Items from a data source:
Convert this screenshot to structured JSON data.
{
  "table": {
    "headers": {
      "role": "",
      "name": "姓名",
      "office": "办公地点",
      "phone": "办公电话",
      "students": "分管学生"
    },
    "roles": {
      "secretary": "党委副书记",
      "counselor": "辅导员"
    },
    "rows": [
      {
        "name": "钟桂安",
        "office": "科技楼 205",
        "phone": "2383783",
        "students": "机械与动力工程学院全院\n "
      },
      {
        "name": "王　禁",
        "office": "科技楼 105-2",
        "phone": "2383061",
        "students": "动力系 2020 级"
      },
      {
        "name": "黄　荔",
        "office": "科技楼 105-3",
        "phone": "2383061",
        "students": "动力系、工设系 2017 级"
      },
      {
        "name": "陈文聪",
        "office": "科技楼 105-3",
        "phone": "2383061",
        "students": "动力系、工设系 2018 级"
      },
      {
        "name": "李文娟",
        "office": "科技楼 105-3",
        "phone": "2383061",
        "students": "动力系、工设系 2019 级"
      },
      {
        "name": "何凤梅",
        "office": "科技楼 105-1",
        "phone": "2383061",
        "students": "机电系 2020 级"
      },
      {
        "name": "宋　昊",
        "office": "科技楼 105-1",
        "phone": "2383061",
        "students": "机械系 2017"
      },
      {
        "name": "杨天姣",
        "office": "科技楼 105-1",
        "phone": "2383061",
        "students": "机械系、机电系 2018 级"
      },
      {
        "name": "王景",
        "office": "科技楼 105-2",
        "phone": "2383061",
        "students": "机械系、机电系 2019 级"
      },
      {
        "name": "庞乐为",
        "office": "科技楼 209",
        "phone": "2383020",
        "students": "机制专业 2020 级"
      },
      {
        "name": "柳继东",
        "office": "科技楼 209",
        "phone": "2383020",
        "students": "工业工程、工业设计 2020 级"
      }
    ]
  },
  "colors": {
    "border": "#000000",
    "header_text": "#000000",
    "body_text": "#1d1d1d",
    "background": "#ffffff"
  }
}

◆ **Problem to work on**: Reproduce the records word for word.

◆ **Task answer**:
Convert this screenshot to structured JSON data.
{
  "table": {
    "headers": {
      "role": "",
      "name": "姓名",
      "office": "办公地点",
      "phone": "办公电话",
      "students": "分管学生"
    },
    "roles": {
      "secretary": "党委副书记",
      "counselor": "辅导员"
    },
    "rows": [
      {
        "name": "钟桂安",
        "office": "科技楼 205",
        "phone": "2383783",
        "students": "机械与动力工程学院全院\n "
      },
      {
        "name": "王　禁",
        "office": "科技楼 105-2",
        "phone": "2383061",
        "students": "动力系 2020 级"
      },
      {
        "name": "黄　荔",
        "office": "科技楼 105-3",
        "phone": "2383061",
        "students": "动力系、工设系 2017 级"
      },
      {
        "name": "陈文聪",
        "office": "科技楼 105-3",
        "phone": "2383061",
        "students": "动力系、工设系 2018 级"
      },
      {
        "name": "李文娟",
        "office": "科技楼 105-3",
        "phone": "2383061",
        "students": "动力系、工设系 2019 级"
      },
      {
        "name": "何凤梅",
        "office": "科技楼 105-1",
        "phone": "2383061",
        "students": "机电系 2020 级"
      },
      {
        "name": "宋　昊",
        "office": "科技楼 105-1",
        "phone": "2383061",
        "students": "机械系 2017"
      },
      {
        "name": "杨天姣",
        "office": "科技楼 105-1",
        "phone": "2383061",
        "students": "机械系、机电系 2018 级"
      },
      {
        "name": "王景",
        "office": "科技楼 105-2",
        "phone": "2383061",
        "students": "机械系、机电系 2019 级"
      },
      {
        "name": "庞乐为",
        "office": "科技楼 209",
        "phone": "2383020",
        "students": "机制专业 2020 级"
      },
      {
        "name": "柳继东",
        "office": "科技楼 209",
        "phone": "2383020",
        "students": "工业工程、工业设计 2020 级"
      }
    ]
  },
  "colors": {
    "border": "#000000",
    "header_text": "#000000",
    "body_text": "#1d1d1d",
    "background": "#ffffff"
  }
}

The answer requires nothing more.